[Entries of transcribed document text]
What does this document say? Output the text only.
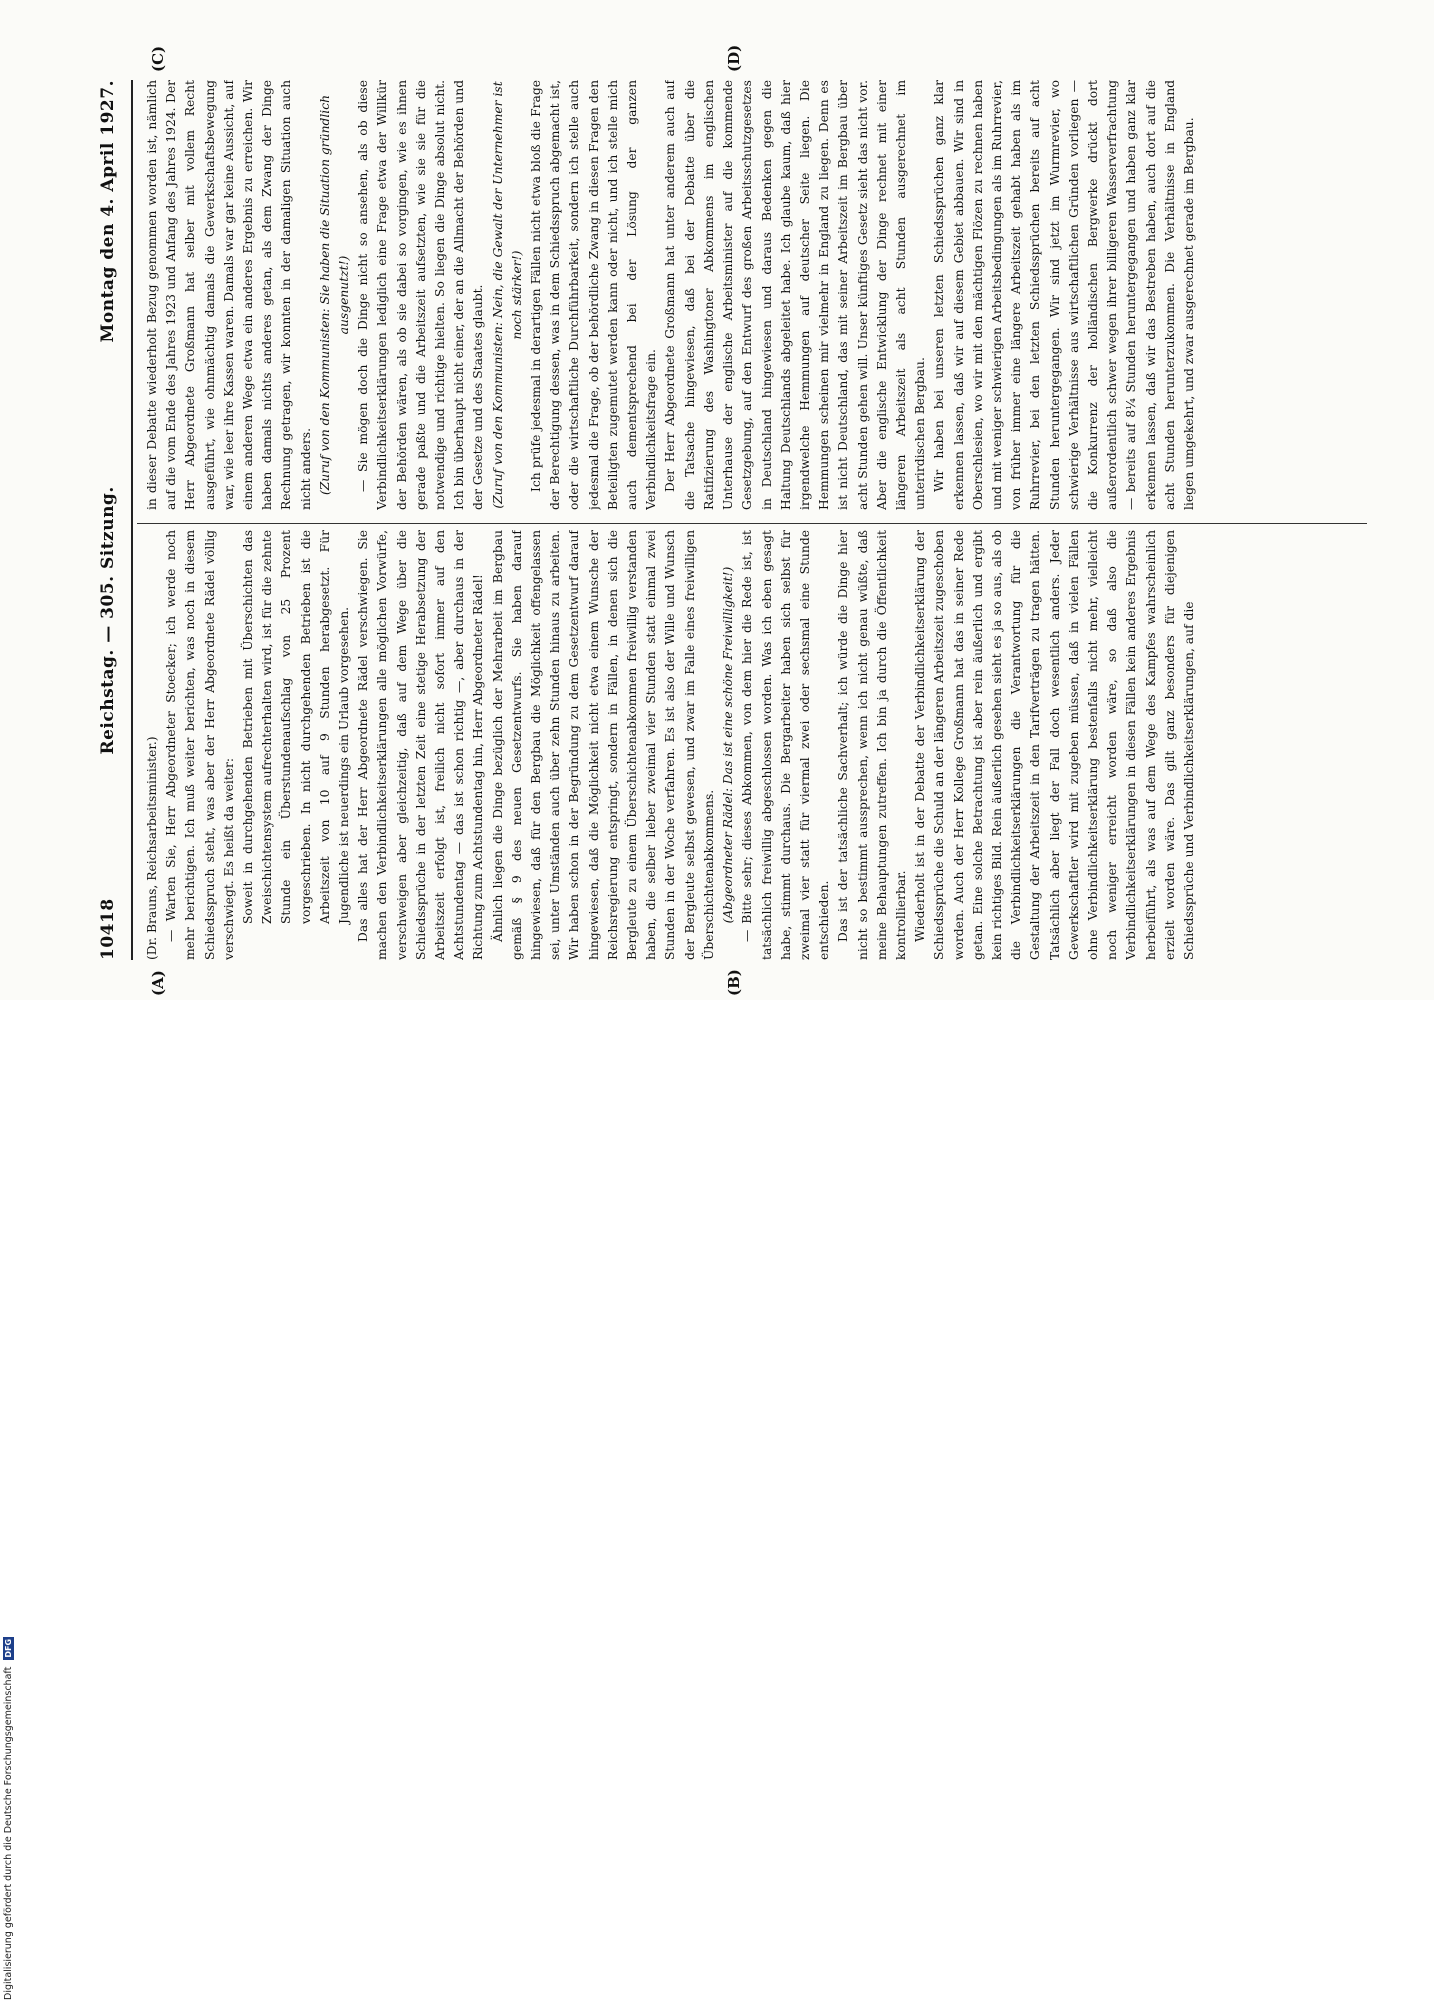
10418
Reichstag. — 305. Sitzung.
Montag den 4. April 1927.
(A)	(B)
(C)	(D)

(Dr. Brauns, Reichsarbeitsminister.) — Warten Sie, Herr Abgeordneter Stoecker; ich werde noch mehr berichtigen. Ich muß weiter berichten, was noch in diesem Schiedsspruch steht, was aber der Herr Abgeordnete Rädel völlig verschwiegt. Es heißt da weiter: Soweit in durchgehenden Betrieben mit Überschichten das Zweischichtensystem aufrechterhalten wird, ist für die zehnte Stunde ein Überstundenaufschlag von 25 Prozent vorgeschrieben. In nicht durchgehenden Betrieben ist die Arbeitszeit von 10 auf 9 Stunden herabgesetzt. Für Jugendliche ist neuerdings ein Urlaub vorgesehen. Das alles hat der Herr Abgeordnete Rädel verschwiegen. Sie machen den Verbindlichkeitserklärungen alle möglichen Vorwürfe, verschweigen aber gleichzeitig, daß auf dem Wege über die Schiedssprüche in der letzten Zeit eine stetige Herabsetzung der Arbeitszeit erfolgt ist, freilich nicht sofort immer auf den Achtstundentag — das ist schon richtig —, aber durchaus in der Richtung zum Achtstundentag hin, Herr Abgeordneter Rädel! Ähnlich liegen die Dinge bezüglich der Mehrarbeit im Bergbau gemäß § 9 des neuen Gesetzentwurfs. Sie haben darauf hingewiesen, daß für den Bergbau die Möglichkeit offengelassen sei, unter Umständen auch über zehn Stunden hinaus zu arbeiten. Wir haben schon in der Begründung zu dem Gesetzentwurf darauf hingewiesen, daß die Möglichkeit nicht etwa einem Wunsche der Reichsregierung entspringt, sondern in Fällen, in denen sich die Bergleute zu einem Überschichtenabkommen freiwillig verstanden haben, die selber lieber zweimal vier Stunden statt einmal zwei Stunden in der Woche verfahren. Es ist also der Wille und Wunsch der Bergleute selbst gewesen, und zwar im Falle eines freiwilligen Überschichtenabkommens. (Abgeordneter Rädel: Das ist eine schöne Freiwilligkeit!) — Bitte sehr; dieses Abkommen, von dem hier die Rede ist, ist tatsächlich freiwillig abgeschlossen worden. Was ich eben gesagt habe, stimmt durchaus. Die Bergarbeiter haben sich selbst für zweimal vier statt für viermal zwei oder sechsmal eine Stunde entschieden. Das ist der tatsächliche Sachverhalt; ich würde die Dinge hier nicht so bestimmt aussprechen, wenn ich nicht genau wüßte, daß meine Behauptungen zutreffen. Ich bin ja durch die Öffentlichkeit kontrollierbar. Wiederholt ist in der Debatte der Verbindlichkeitserklärung der Schiedssprüche die Schuld an der längeren Arbeitszeit zugeschoben worden. Auch der Herr Kollege Großmann hat das in seiner Rede getan. Eine solche Betrachtung ist aber rein äußerlich und ergibt kein richtiges Bild. Rein äußerlich gesehen sieht es ja so aus, als ob die Verbindlichkeitserklärungen die Verantwortung für die Gestaltung der Arbeitszeit in den Tarifverträgen zu tragen hätten. Tatsächlich aber liegt der Fall doch wesentlich anders. Jeder Gewerkschaftler wird mit zugeben müssen, daß in vielen Fällen ohne Verbindlichkeitserklärung bestenfalls nicht mehr, vielleicht noch weniger erreicht worden wäre, so daß also die Verbindlichkeitserklärungen in diesen Fällen kein anderes Ergebnis herbeiführt, als was auf dem Wege des Kampfes wahrscheinlich erzielt worden wäre. Das gilt ganz besonders für diejenigen Schiedssprüche und Verbindlichkeitserklärungen, auf die

in dieser Debatte wiederholt Bezug genommen worden ist, nämlich auf die vom Ende des Jahres 1923 und Anfang des Jahres 1924. Der Herr Abgeordnete Großmann hat selber mit vollem Recht ausgeführt, wie ohnmächtig damals die Gewerkschaftsbewegung war, wie leer ihre Kassen waren. Damals war gar keine Aussicht, auf einem anderen Wege etwa ein anderes Ergebnis zu erreichen. Wir haben damals nichts anderes getan, als dem Zwang der Dinge Rechnung getragen, wir konnten in der damaligen Situation auch nicht anders. (Zuruf von den Kommunisten: Sie haben die Situation gründlich ausgenutzt!) — Sie mögen doch die Dinge nicht so ansehen, als ob diese Verbindlichkeitserklärungen lediglich eine Frage etwa der Willkür der Behörden wären, als ob sie dabei so vorgingen, wie es ihnen gerade paßte und die Arbeitszeit aufsetzten, wie sie sie für die notwendige und richtige hielten. So liegen die Dinge absolut nicht. Ich bin überhaupt nicht einer, der an die Allmacht der Behörden und der Gesetze und des Staates glaubt. (Zuruf von den Kommunisten: Nein, die Gewalt der Unternehmer ist noch stärker!) Ich prüfe jedesmal in derartigen Fällen nicht etwa bloß die Frage der Berechtigung dessen, was in dem Schiedsspruch abgemacht ist, oder die wirtschaftliche Durchführbarkeit, sondern ich stelle auch jedesmal die Frage, ob der behördliche Zwang in diesen Fragen den Beteiligten zugemutet werden kann oder nicht, und ich stelle mich auch dementsprechend bei der Lösung der ganzen Verbindlichkeitsfrage ein. Der Herr Abgeordnete Großmann hat unter anderem auch auf die Tatsache hingewiesen, daß bei der Debatte über die Ratifizierung des Washingtoner Abkommens im englischen Unterhause der englische Arbeitsminister auf die kommende Gesetzgebung, auf den Entwurf des großen Arbeitsschutzgesetzes in Deutschland hingewiesen und daraus Bedenken gegen die Haltung Deutschlands abgeleitet habe. Ich glaube kaum, daß hier irgendwelche Hemmungen auf deutscher Seite liegen. Die Hemmungen scheinen mir vielmehr in England zu liegen. Denn es ist nicht Deutschland, das mit seiner Arbeitszeit im Bergbau über acht Stunden gehen will. Unser künftiges Gesetz sieht das nicht vor. Aber die englische Entwicklung der Dinge rechnet mit einer längeren Arbeitszeit als acht Stunden ausgerechnet im unterirdischen Bergbau. Wir haben bei unseren letzten Schiedssprüchen ganz klar erkennen lassen, daß wir auf diesem Gebiet abbauen. Wir sind in Oberschlesien, wo wir mit den mächtigen Flözen zu rechnen haben und mit weniger schwierigen Arbeitsbedingungen als im Ruhrrevier, von früher immer eine längere Arbeitszeit gehabt haben als im Ruhrrevier, bei den letzten Schiedssprüchen bereits auf acht Stunden heruntergegangen. Wir sind jetzt im Wurmrevier, wo schwierige Verhältnisse aus wirtschaftlichen Gründen vorliegen — die Konkurrenz der holländischen Bergwerke drückt dort außerordentlich schwer wegen ihrer billigeren Wasserverfrachtung — bereits auf 8¼ Stunden heruntergegangen und haben ganz klar erkennen lassen, daß wir das Bestreben haben, auch dort auf die acht Stunden herunterzukommen. Die Verhältnisse in England liegen umgekehrt, und zwar ausgerechnet gerade im Bergbau.

Digitalisierung gefördert durch die Deutsche Forschungsgemeinschaft DFG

**About this task**
Retype the records above exactly. Leave the pictures out.

**Reply**
What does this document say? Output the text only.
10418
Reichstag. — 305. Sitzung.
Montag den 4. April 1927.
(A)	(B)
(C)	(D)

(Dr. Brauns, Reichsarbeitsminister.) — Warten Sie, Herr Abgeordneter Stoecker; ich werde noch mehr berichtigen. Ich muß weiter berichten, was noch in diesem Schiedsspruch steht, was aber der Herr Abgeordnete Rädel völlig verschwiegt. Es heißt da weiter: Soweit in durchgehenden Betrieben mit Überschichten das Zweischichtensystem aufrechterhalten wird, ist für die zehnte Stunde ein Überstundenaufschlag von 25 Prozent vorgeschrieben. In nicht durchgehenden Betrieben ist die Arbeitszeit von 10 auf 9 Stunden herabgesetzt. Für Jugendliche ist neuerdings ein Urlaub vorgesehen. Das alles hat der Herr Abgeordnete Rädel verschwiegen. Sie machen den Verbindlichkeitserklärungen alle möglichen Vorwürfe, verschweigen aber gleichzeitig, daß auf dem Wege über die Schiedssprüche in der letzten Zeit eine stetige Herabsetzung der Arbeitszeit erfolgt ist, freilich nicht sofort immer auf den Achtstundentag — das ist schon richtig —, aber durchaus in der Richtung zum Achtstundentag hin, Herr Abgeordneter Rädel! Ähnlich liegen die Dinge bezüglich der Mehrarbeit im Bergbau gemäß § 9 des neuen Gesetzentwurfs. Sie haben darauf hingewiesen, daß für den Bergbau die Möglichkeit offengelassen sei, unter Umständen auch über zehn Stunden hinaus zu arbeiten. Wir haben schon in der Begründung zu dem Gesetzentwurf darauf hingewiesen, daß die Möglichkeit nicht etwa einem Wunsche der Reichsregierung entspringt, sondern in Fällen, in denen sich die Bergleute zu einem Überschichtenabkommen freiwillig verstanden haben, die selber lieber zweimal vier Stunden statt einmal zwei Stunden in der Woche verfahren. Es ist also der Wille und Wunsch der Bergleute selbst gewesen, und zwar im Falle eines freiwilligen Überschichtenabkommens. (Abgeordneter Rädel: Das ist eine schöne Freiwilligkeit!) — Bitte sehr; dieses Abkommen, von dem hier die Rede ist, ist tatsächlich freiwillig abgeschlossen worden. Was ich eben gesagt habe, stimmt durchaus. Die Bergarbeiter haben sich selbst für zweimal vier statt für viermal zwei oder sechsmal eine Stunde entschieden. Das ist der tatsächliche Sachverhalt; ich würde die Dinge hier nicht so bestimmt aussprechen, wenn ich nicht genau wüßte, daß meine Behauptungen zutreffen. Ich bin ja durch die Öffentlichkeit kontrollierbar. Wiederholt ist in der Debatte der Verbindlichkeitserklärung der Schiedssprüche die Schuld an der längeren Arbeitszeit zugeschoben worden. Auch der Herr Kollege Großmann hat das in seiner Rede getan. Eine solche Betrachtung ist aber rein äußerlich und ergibt kein richtiges Bild. Rein äußerlich gesehen sieht es ja so aus, als ob die Verbindlichkeitserklärungen die Verantwortung für die Gestaltung der Arbeitszeit in den Tarifverträgen zu tragen hätten. Tatsächlich aber liegt der Fall doch wesentlich anders. Jeder Gewerkschaftler wird mit zugeben müssen, daß in vielen Fällen ohne Verbindlichkeitserklärung bestenfalls nicht mehr, vielleicht noch weniger erreicht worden wäre, so daß also die Verbindlichkeitserklärungen in diesen Fällen kein anderes Ergebnis herbeiführt, als was auf dem Wege des Kampfes wahrscheinlich erzielt worden wäre. Das gilt ganz besonders für diejenigen Schiedssprüche und Verbindlichkeitserklärungen, auf die

in dieser Debatte wiederholt Bezug genommen worden ist, nämlich auf die vom Ende des Jahres 1923 und Anfang des Jahres 1924. Der Herr Abgeordnete Großmann hat selber mit vollem Recht ausgeführt, wie ohnmächtig damals die Gewerkschaftsbewegung war, wie leer ihre Kassen waren. Damals war gar keine Aussicht, auf einem anderen Wege etwa ein anderes Ergebnis zu erreichen. Wir haben damals nichts anderes getan, als dem Zwang der Dinge Rechnung getragen, wir konnten in der damaligen Situation auch nicht anders. (Zuruf von den Kommunisten: Sie haben die Situation gründlich ausgenutzt!) — Sie mögen doch die Dinge nicht so ansehen, als ob diese Verbindlichkeitserklärungen lediglich eine Frage etwa der Willkür der Behörden wären, als ob sie dabei so vorgingen, wie es ihnen gerade paßte und die Arbeitszeit aufsetzten, wie sie sie für die notwendige und richtige hielten. So liegen die Dinge absolut nicht. Ich bin überhaupt nicht einer, der an die Allmacht der Behörden und der Gesetze und des Staates glaubt. (Zuruf von den Kommunisten: Nein, die Gewalt der Unternehmer ist noch stärker!) Ich prüfe jedesmal in derartigen Fällen nicht etwa bloß die Frage der Berechtigung dessen, was in dem Schiedsspruch abgemacht ist, oder die wirtschaftliche Durchführbarkeit, sondern ich stelle auch jedesmal die Frage, ob der behördliche Zwang in diesen Fragen den Beteiligten zugemutet werden kann oder nicht, und ich stelle mich auch dementsprechend bei der Lösung der ganzen Verbindlichkeitsfrage ein. Der Herr Abgeordnete Großmann hat unter anderem auch auf die Tatsache hingewiesen, daß bei der Debatte über die Ratifizierung des Washingtoner Abkommens im englischen Unterhause der englische Arbeitsminister auf die kommende Gesetzgebung, auf den Entwurf des großen Arbeitsschutzgesetzes in Deutschland hingewiesen und daraus Bedenken gegen die Haltung Deutschlands abgeleitet habe. Ich glaube kaum, daß hier irgendwelche Hemmungen auf deutscher Seite liegen. Die Hemmungen scheinen mir vielmehr in England zu liegen. Denn es ist nicht Deutschland, das mit seiner Arbeitszeit im Bergbau über acht Stunden gehen will. Unser künftiges Gesetz sieht das nicht vor. Aber die englische Entwicklung der Dinge rechnet mit einer längeren Arbeitszeit als acht Stunden ausgerechnet im unterirdischen Bergbau. Wir haben bei unseren letzten Schiedssprüchen ganz klar erkennen lassen, daß wir auf diesem Gebiet abbauen. Wir sind in Oberschlesien, wo wir mit den mächtigen Flözen zu rechnen haben und mit weniger schwierigen Arbeitsbedingungen als im Ruhrrevier, von früher immer eine längere Arbeitszeit gehabt haben als im Ruhrrevier, bei den letzten Schiedssprüchen bereits auf acht Stunden heruntergegangen. Wir sind jetzt im Wurmrevier, wo schwierige Verhältnisse aus wirtschaftlichen Gründen vorliegen — die Konkurrenz der holländischen Bergwerke drückt dort außerordentlich schwer wegen ihrer billigeren Wasserverfrachtung — bereits auf 8¼ Stunden heruntergegangen und haben ganz klar erkennen lassen, daß wir das Bestreben haben, auch dort auf die acht Stunden herunterzukommen. Die Verhältnisse in England liegen umgekehrt, und zwar ausgerechnet gerade im Bergbau.

Digitalisierung gefördert durch die Deutsche Forschungsgemeinschaft DFG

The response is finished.